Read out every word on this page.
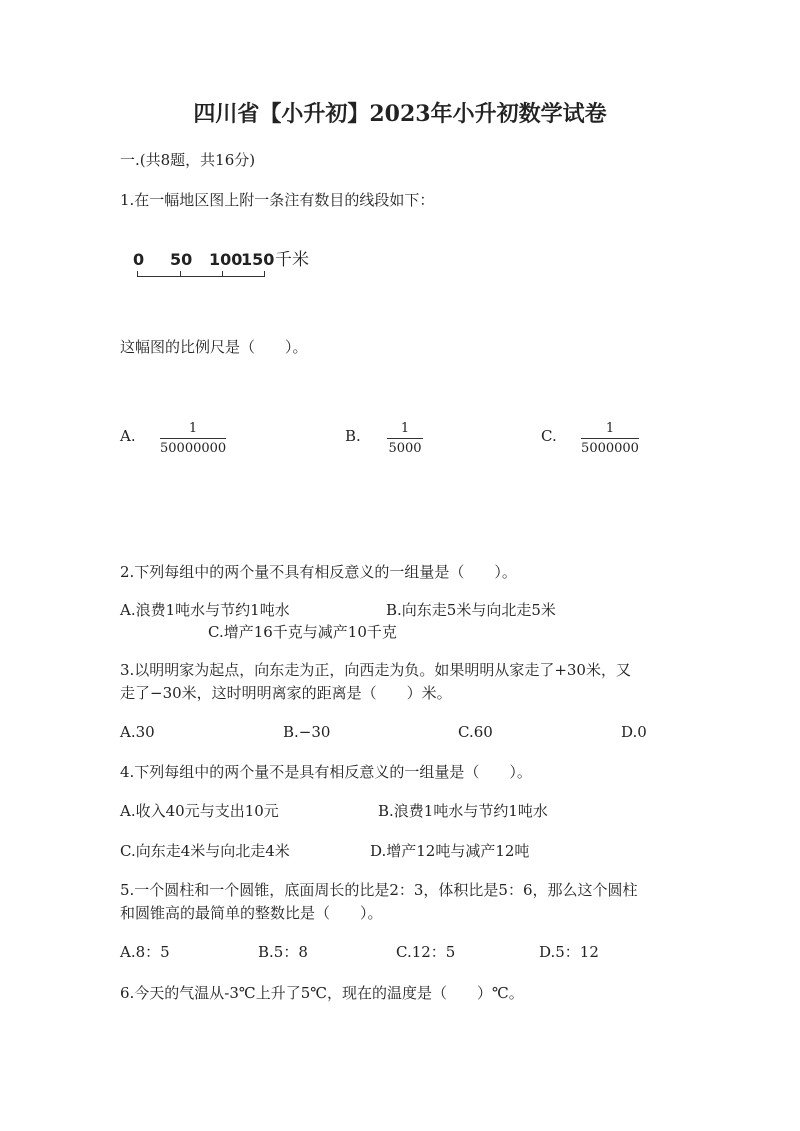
四川省【小升初】2023年小升初数学试卷
一.(共8题，共16分)
1.在一幅地区图上附一条注有数目的线段如下：
0 50 100
150 千米
这幅图的比例尺是（　　）。
A. $\frac{1}{50000000}$	B. $\frac{1}{5000}$	C. $\frac{1}{5000000}$
2.下列每组中的两个量不具有相反意义的一组量是（　　）。
A.浪费1吨水与节约1吨水	B.向东走5米与向北走5米
C.增产16千克与减产10千克
3.以明明家为起点，向东走为正，向西走为负。如果明明从家走了+30米，又
走了−30米，这时明明离家的距离是（　　）米。
A.30	B.−30	C.60	D.0
4.下列每组中的两个量不是具有相反意义的一组量是（　　）。
A.收入40元与支出10元	B.浪费1吨水与节约1吨水
C.向东走4米与向北走4米	D.增产12吨与减产12吨
5.一个圆柱和一个圆锥，底面周长的比是2：3，体积比是5：6，那么这个圆柱
和圆锥高的最简单的整数比是（　　）。
A.8：5	B.5：8	C.12：5	D.5：12
6.今天的气温从-3℃上升了5℃，现在的温度是（　　）℃。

Instructions for the task: Quote the records above exactly, leaving out any pictures.

Solution to the exercise:
Read out every word on this page.
四川省【小升初】2023年小升初数学试卷
一.(共8题，共16分)
1.在一幅地区图上附一条注有数目的线段如下：
0 50 100
150 千米
这幅图的比例尺是（　　）。
A. $\frac{1}{50000000}$	B. $\frac{1}{5000}$	C. $\frac{1}{5000000}$
2.下列每组中的两个量不具有相反意义的一组量是（　　）。
A.浪费1吨水与节约1吨水	B.向东走5米与向北走5米
C.增产16千克与减产10千克
3.以明明家为起点，向东走为正，向西走为负。如果明明从家走了+30米，又
走了−30米，这时明明离家的距离是（　　）米。
A.30	B.−30	C.60	D.0
4.下列每组中的两个量不是具有相反意义的一组量是（　　）。
A.收入40元与支出10元	B.浪费1吨水与节约1吨水
C.向东走4米与向北走4米	D.增产12吨与减产12吨
5.一个圆柱和一个圆锥，底面周长的比是2：3，体积比是5：6，那么这个圆柱
和圆锥高的最简单的整数比是（　　）。
A.8：5	B.5：8	C.12：5	D.5：12
6.今天的气温从-3℃上升了5℃，现在的温度是（　　）℃。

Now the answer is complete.